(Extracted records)
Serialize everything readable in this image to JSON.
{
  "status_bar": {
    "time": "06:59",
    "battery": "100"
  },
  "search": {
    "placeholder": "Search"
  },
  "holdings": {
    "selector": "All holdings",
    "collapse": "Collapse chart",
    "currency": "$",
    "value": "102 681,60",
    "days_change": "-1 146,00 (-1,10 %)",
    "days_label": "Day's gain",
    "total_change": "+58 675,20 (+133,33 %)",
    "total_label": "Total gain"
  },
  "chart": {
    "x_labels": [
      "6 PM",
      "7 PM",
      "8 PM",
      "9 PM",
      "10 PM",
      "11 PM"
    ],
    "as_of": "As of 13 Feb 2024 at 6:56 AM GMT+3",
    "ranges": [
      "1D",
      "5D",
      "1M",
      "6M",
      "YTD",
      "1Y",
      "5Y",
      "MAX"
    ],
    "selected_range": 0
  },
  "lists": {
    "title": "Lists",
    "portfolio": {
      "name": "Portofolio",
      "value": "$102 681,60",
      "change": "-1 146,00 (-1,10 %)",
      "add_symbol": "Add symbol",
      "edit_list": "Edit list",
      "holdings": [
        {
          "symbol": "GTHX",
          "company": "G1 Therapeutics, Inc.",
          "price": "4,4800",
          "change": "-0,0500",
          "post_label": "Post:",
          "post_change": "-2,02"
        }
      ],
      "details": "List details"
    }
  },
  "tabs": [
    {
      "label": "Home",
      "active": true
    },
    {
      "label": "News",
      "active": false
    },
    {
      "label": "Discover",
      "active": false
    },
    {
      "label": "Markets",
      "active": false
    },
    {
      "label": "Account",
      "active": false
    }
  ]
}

▶ _AIM_
Your task is to retype all the records above with nothing left out.

▶ _RESULT FOR THIS EXERCISE_
Serialize everything readable in this image to JSON.
{
  "status_bar": {
    "time": "06:59",
    "battery": "100"
  },
  "search": {
    "placeholder": "Search"
  },
  "holdings": {
    "selector": "All holdings",
    "collapse": "Collapse chart",
    "currency": "$",
    "value": "102 681,60",
    "days_change": "-1 146,00 (-1,10 %)",
    "days_label": "Day's gain",
    "total_change": "+58 675,20 (+133,33 %)",
    "total_label": "Total gain"
  },
  "chart": {
    "x_labels": [
      "6 PM",
      "7 PM",
      "8 PM",
      "9 PM",
      "10 PM",
      "11 PM"
    ],
    "as_of": "As of 13 Feb 2024 at 6:56 AM GMT+3",
    "ranges": [
      "1D",
      "5D",
      "1M",
      "6M",
      "YTD",
      "1Y",
      "5Y",
      "MAX"
    ],
    "selected_range": 0
  },
  "lists": {
    "title": "Lists",
    "portfolio": {
      "name": "Portofolio",
      "value": "$102 681,60",
      "change": "-1 146,00 (-1,10 %)",
      "add_symbol": "Add symbol",
      "edit_list": "Edit list",
      "holdings": [
        {
          "symbol": "GTHX",
          "company": "G1 Therapeutics, Inc.",
          "price": "4,4800",
          "change": "-0,0500",
          "post_label": "Post:",
          "post_change": "-2,02"
        }
      ],
      "details": "List details"
    }
  },
  "tabs": [
    {
      "label": "Home",
      "active": true
    },
    {
      "label": "News",
      "active": false
    },
    {
      "label": "Discover",
      "active": false
    },
    {
      "label": "Markets",
      "active": false
    },
    {
      "label": "Account",
      "active": false
    }
  ]
}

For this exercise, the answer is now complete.